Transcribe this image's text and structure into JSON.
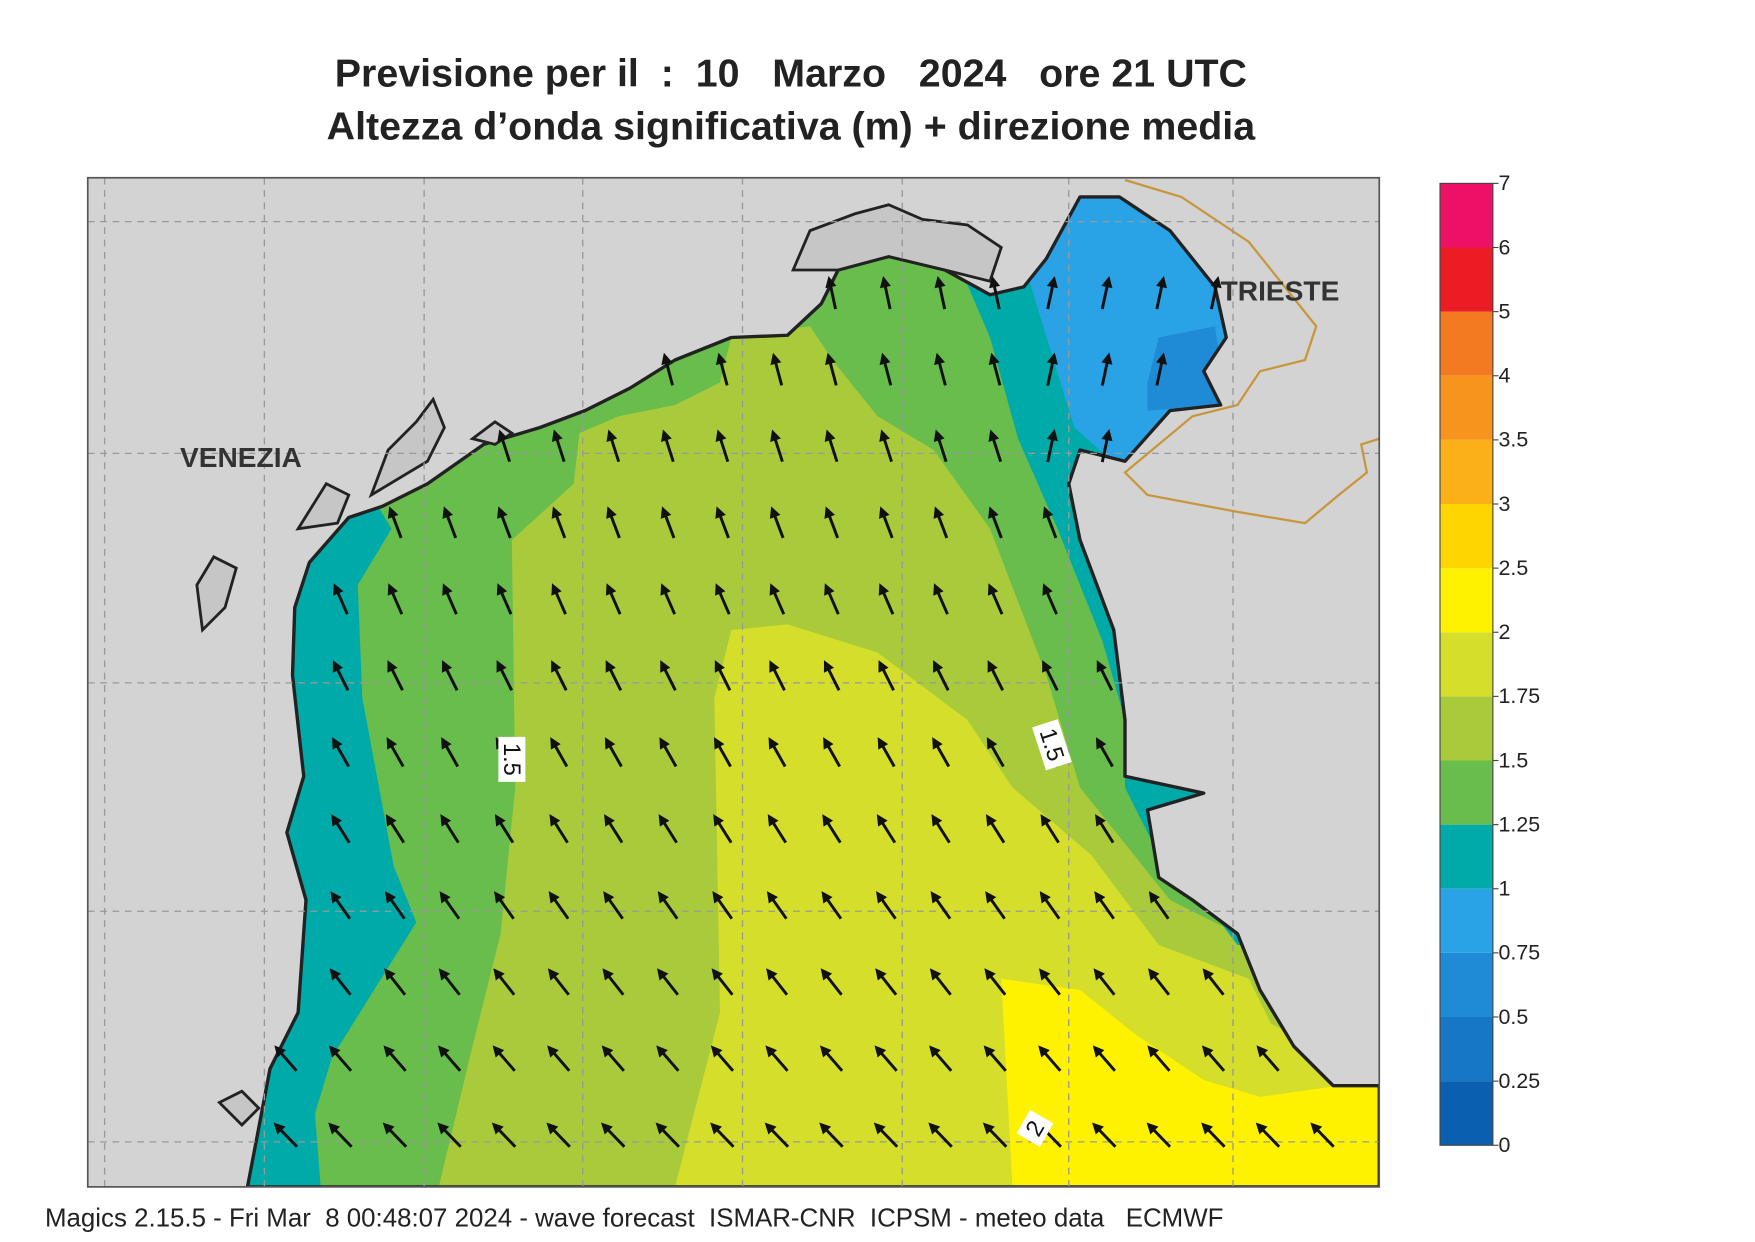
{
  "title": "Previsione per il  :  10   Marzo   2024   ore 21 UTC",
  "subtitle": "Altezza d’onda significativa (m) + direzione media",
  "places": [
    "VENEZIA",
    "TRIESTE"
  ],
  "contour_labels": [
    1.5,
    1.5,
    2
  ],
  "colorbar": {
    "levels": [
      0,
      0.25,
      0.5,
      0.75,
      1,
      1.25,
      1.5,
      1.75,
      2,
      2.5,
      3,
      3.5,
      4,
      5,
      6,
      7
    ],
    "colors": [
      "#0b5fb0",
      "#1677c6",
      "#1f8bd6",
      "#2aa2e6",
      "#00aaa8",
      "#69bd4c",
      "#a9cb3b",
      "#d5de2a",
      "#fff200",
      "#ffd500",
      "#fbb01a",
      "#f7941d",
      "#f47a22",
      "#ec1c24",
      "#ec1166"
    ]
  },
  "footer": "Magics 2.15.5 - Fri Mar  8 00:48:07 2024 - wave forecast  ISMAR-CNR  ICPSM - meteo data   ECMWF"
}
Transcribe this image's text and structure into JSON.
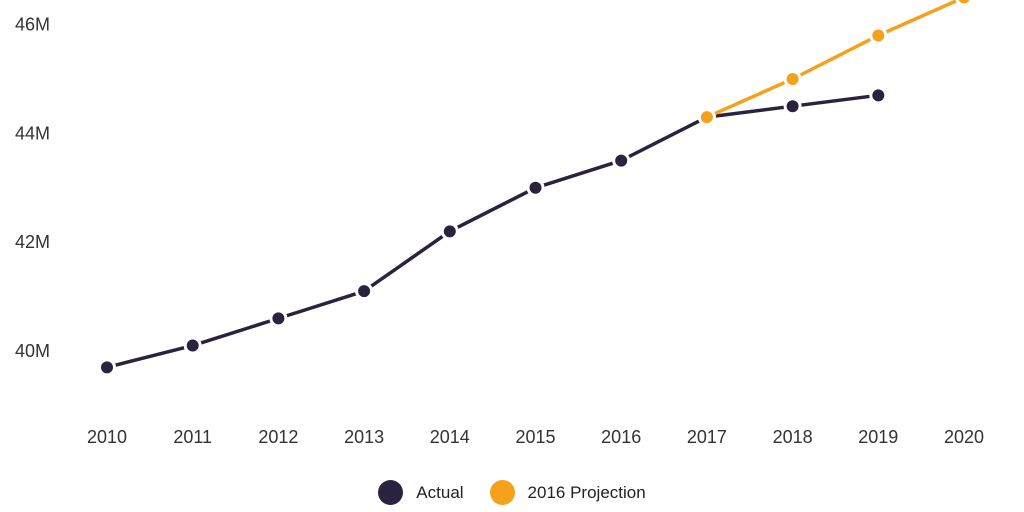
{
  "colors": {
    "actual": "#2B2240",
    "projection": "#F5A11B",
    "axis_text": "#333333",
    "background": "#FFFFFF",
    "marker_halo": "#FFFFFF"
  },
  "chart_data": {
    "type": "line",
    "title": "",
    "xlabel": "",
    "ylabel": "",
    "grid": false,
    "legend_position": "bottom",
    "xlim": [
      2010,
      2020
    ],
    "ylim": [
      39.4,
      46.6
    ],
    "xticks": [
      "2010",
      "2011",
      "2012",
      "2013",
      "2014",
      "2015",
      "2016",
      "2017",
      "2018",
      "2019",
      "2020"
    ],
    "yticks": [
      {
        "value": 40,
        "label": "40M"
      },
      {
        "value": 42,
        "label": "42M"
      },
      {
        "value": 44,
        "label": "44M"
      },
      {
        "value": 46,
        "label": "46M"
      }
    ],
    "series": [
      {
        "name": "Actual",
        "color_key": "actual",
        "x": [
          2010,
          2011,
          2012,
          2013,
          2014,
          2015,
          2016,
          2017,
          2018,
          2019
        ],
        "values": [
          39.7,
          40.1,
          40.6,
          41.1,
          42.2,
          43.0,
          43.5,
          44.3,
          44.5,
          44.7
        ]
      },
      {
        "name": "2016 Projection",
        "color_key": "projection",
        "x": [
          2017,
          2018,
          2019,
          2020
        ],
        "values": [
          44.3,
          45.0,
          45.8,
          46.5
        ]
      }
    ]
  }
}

——————

Replicate the material above verbatim; images stay out of the copy.

SOLUTION:
Transcribe this image's text and structure into JSON.
{
  "title": "Previsione per il  :  10   Marzo   2024   ore 21 UTC",
  "subtitle": "Altezza d’onda significativa (m) + direzione media",
  "places": [
    "VENEZIA",
    "TRIESTE"
  ],
  "contour_labels": [
    1.5,
    1.5,
    2
  ],
  "colorbar": {
    "levels": [
      0,
      0.25,
      0.5,
      0.75,
      1,
      1.25,
      1.5,
      1.75,
      2,
      2.5,
      3,
      3.5,
      4,
      5,
      6,
      7
    ],
    "colors": [
      "#0b5fb0",
      "#1677c6",
      "#1f8bd6",
      "#2aa2e6",
      "#00aaa8",
      "#69bd4c",
      "#a9cb3b",
      "#d5de2a",
      "#fff200",
      "#ffd500",
      "#fbb01a",
      "#f7941d",
      "#f47a22",
      "#ec1c24",
      "#ec1166"
    ]
  },
  "footer": "Magics 2.15.5 - Fri Mar  8 00:48:07 2024 - wave forecast  ISMAR-CNR  ICPSM - meteo data   ECMWF"
}
Transcribe this image's text and structure into JSON.
{
  "colors": {
    "actual": "#2B2240",
    "projection": "#F5A11B",
    "axis_text": "#333333",
    "background": "#FFFFFF",
    "marker_halo": "#FFFFFF"
  },
  "chart_data": {
    "type": "line",
    "title": "",
    "xlabel": "",
    "ylabel": "",
    "grid": false,
    "legend_position": "bottom",
    "xlim": [
      2010,
      2020
    ],
    "ylim": [
      39.4,
      46.6
    ],
    "xticks": [
      "2010",
      "2011",
      "2012",
      "2013",
      "2014",
      "2015",
      "2016",
      "2017",
      "2018",
      "2019",
      "2020"
    ],
    "yticks": [
      {
        "value": 40,
        "label": "40M"
      },
      {
        "value": 42,
        "label": "42M"
      },
      {
        "value": 44,
        "label": "44M"
      },
      {
        "value": 46,
        "label": "46M"
      }
    ],
    "series": [
      {
        "name": "Actual",
        "color_key": "actual",
        "x": [
          2010,
          2011,
          2012,
          2013,
          2014,
          2015,
          2016,
          2017,
          2018,
          2019
        ],
        "values": [
          39.7,
          40.1,
          40.6,
          41.1,
          42.2,
          43.0,
          43.5,
          44.3,
          44.5,
          44.7
        ]
      },
      {
        "name": "2016 Projection",
        "color_key": "projection",
        "x": [
          2017,
          2018,
          2019,
          2020
        ],
        "values": [
          44.3,
          45.0,
          45.8,
          46.5
        ]
      }
    ]
  }
}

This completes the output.